* **Work required**
Copy out each line of the material below that holds the string "scientific".

* **Records for this exercise**

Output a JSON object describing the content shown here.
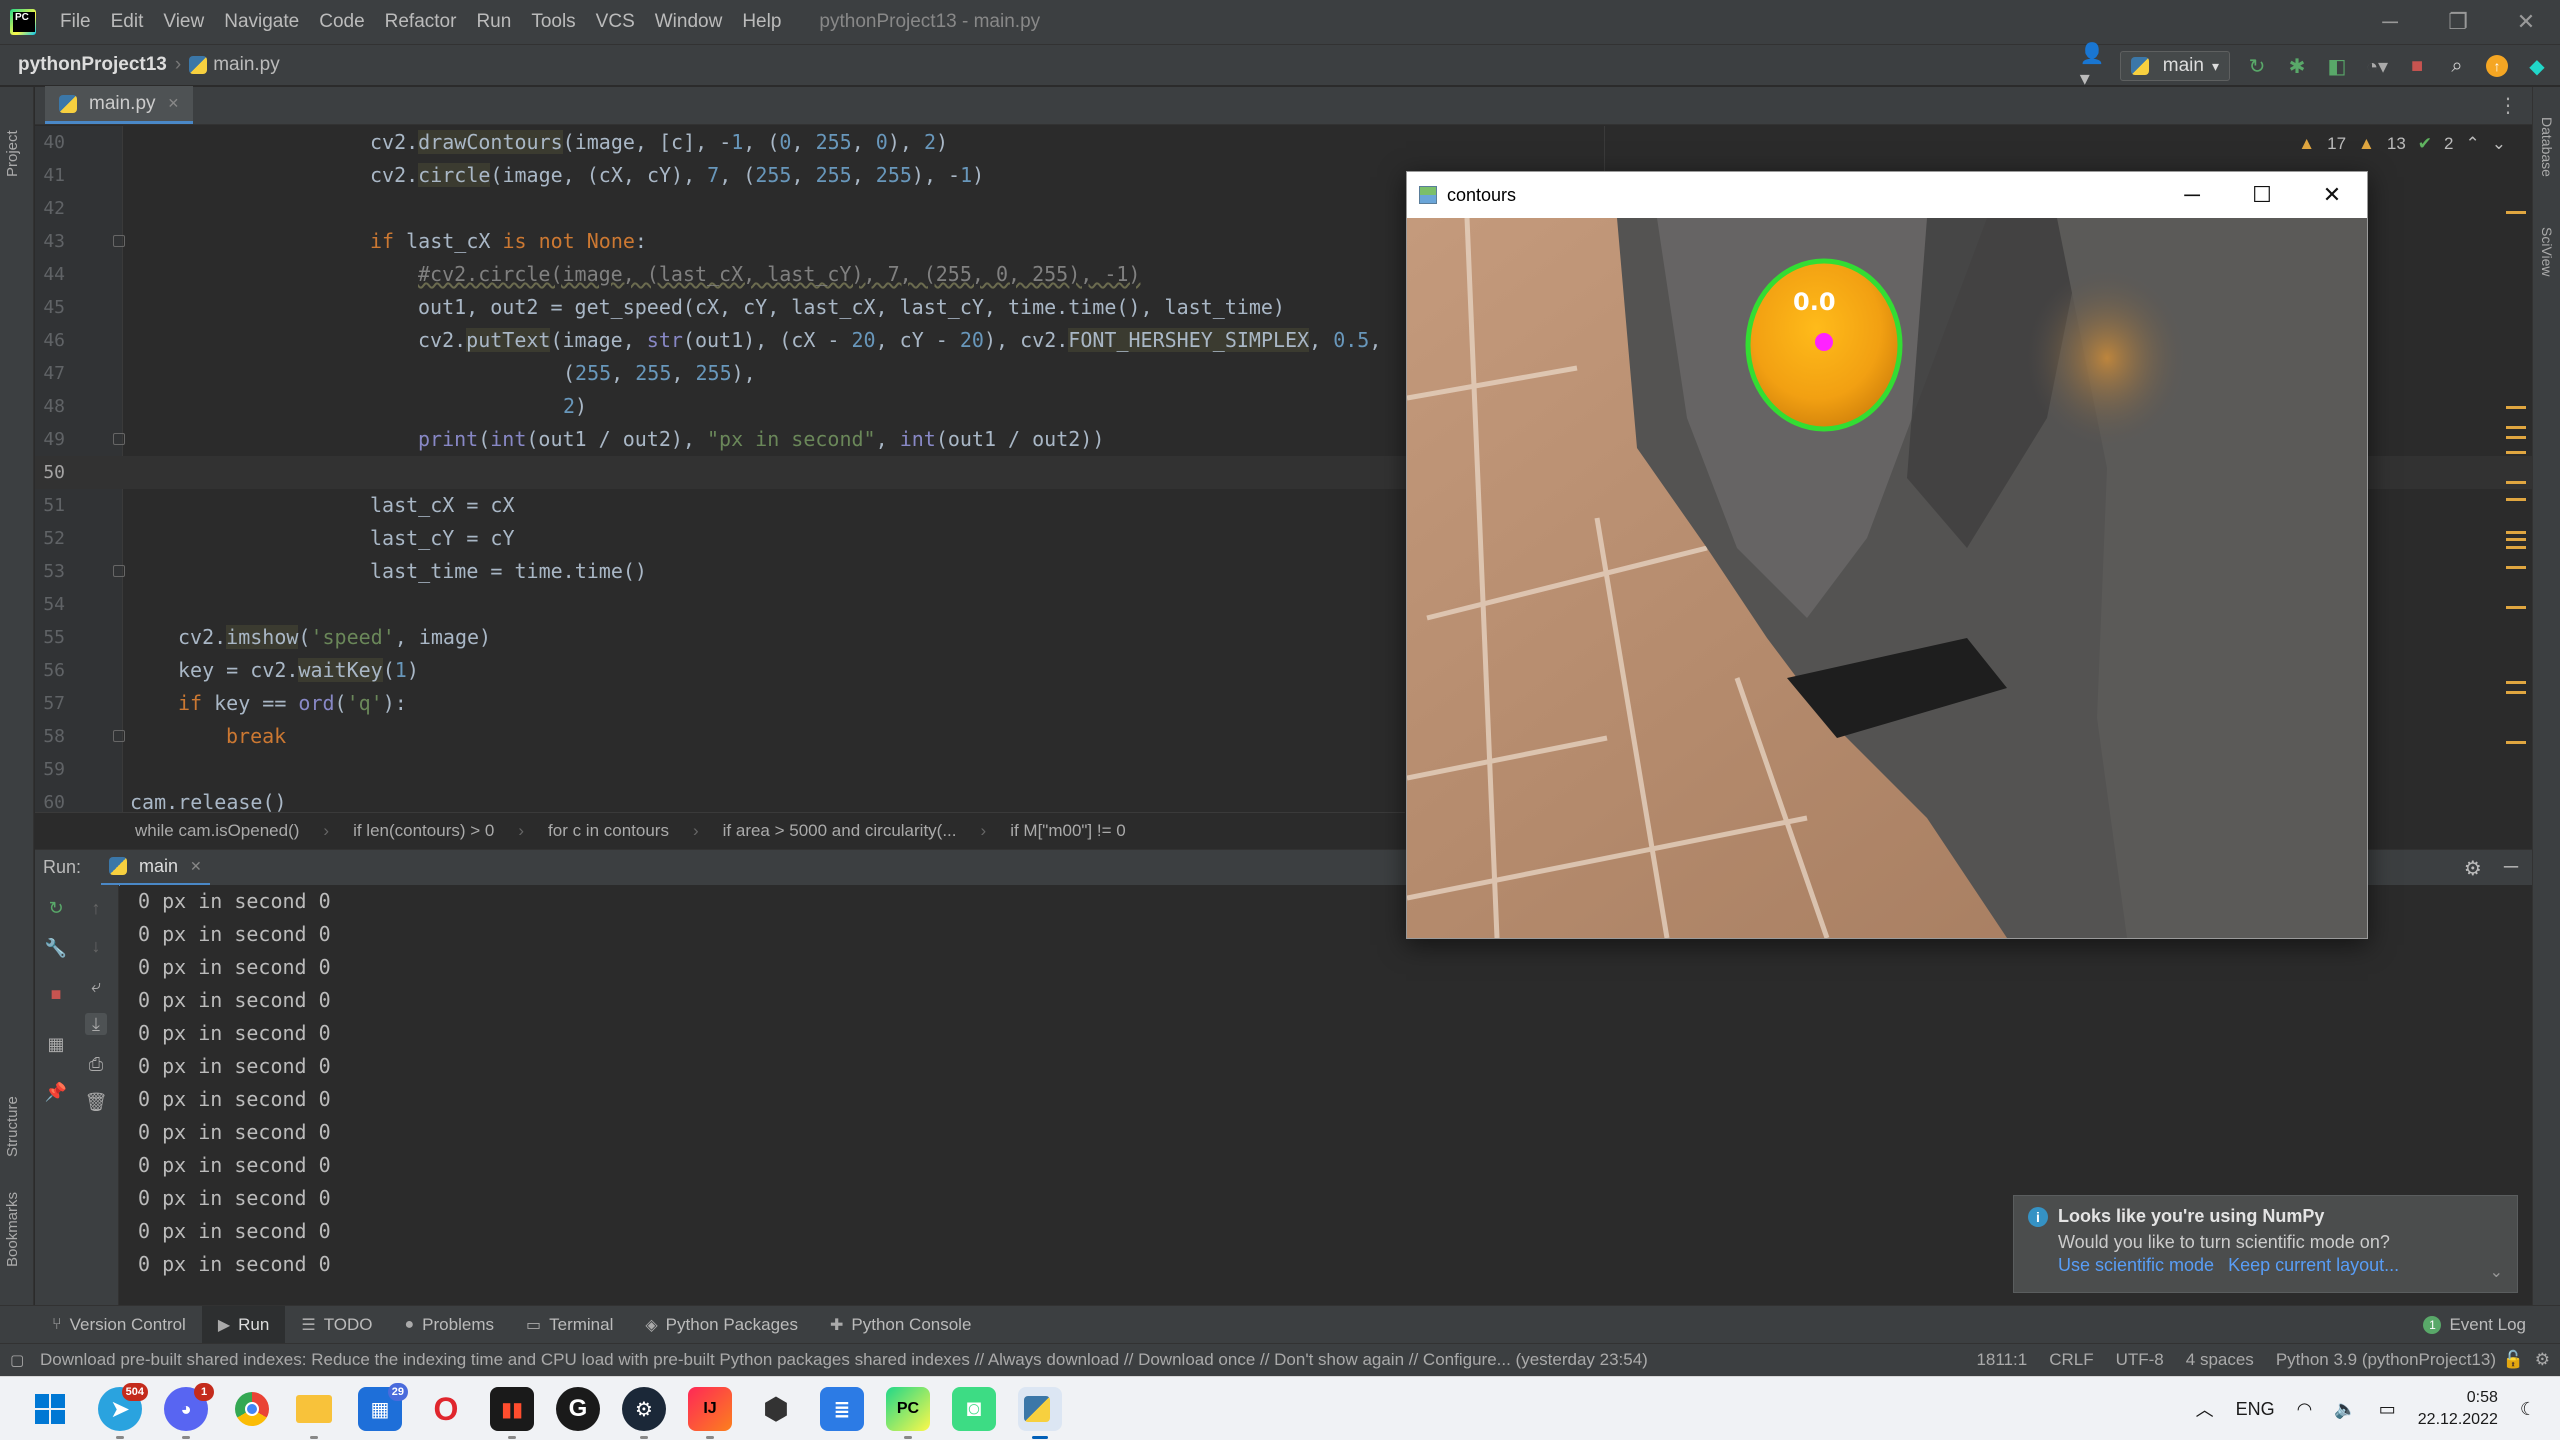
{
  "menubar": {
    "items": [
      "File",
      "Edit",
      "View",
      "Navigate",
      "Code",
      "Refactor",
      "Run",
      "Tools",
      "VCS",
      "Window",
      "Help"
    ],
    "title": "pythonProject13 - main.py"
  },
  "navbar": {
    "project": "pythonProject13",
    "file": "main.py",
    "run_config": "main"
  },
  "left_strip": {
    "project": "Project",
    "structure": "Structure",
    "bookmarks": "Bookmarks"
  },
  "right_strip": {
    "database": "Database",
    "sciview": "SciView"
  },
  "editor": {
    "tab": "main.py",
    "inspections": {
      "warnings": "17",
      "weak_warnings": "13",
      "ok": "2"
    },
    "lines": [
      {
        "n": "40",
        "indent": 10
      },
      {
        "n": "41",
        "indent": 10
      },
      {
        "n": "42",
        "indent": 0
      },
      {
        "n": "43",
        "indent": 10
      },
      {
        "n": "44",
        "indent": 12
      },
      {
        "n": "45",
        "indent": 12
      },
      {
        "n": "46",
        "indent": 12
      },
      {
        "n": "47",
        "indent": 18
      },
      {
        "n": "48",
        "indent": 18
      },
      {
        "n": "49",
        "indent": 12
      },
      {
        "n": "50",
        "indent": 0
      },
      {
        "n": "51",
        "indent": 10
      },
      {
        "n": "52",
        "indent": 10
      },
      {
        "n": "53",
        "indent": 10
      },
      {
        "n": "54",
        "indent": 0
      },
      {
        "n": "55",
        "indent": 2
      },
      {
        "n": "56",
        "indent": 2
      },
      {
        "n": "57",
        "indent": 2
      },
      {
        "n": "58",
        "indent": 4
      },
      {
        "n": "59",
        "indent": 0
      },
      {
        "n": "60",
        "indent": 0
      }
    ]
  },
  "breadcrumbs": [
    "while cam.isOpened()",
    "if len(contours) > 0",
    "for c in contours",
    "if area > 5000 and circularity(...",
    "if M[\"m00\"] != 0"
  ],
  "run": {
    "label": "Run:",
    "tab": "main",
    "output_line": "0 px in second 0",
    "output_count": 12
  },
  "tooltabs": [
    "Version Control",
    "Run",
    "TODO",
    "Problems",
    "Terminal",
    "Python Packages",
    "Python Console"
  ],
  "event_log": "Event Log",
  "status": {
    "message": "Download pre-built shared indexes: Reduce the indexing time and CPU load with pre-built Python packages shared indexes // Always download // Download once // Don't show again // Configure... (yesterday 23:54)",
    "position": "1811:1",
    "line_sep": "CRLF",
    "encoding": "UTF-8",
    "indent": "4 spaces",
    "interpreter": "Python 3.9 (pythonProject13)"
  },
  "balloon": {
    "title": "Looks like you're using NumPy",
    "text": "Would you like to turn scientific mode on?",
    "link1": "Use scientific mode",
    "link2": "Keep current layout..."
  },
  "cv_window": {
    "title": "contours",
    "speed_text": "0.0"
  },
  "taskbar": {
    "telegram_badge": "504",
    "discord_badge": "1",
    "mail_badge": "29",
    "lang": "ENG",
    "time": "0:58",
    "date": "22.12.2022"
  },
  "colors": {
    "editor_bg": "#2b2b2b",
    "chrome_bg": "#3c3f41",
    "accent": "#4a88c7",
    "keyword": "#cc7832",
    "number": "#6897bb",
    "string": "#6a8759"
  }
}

* **Complete answer**
    "text": "Would you like to turn scientific mode on?",
    "link1": "Use scientific mode",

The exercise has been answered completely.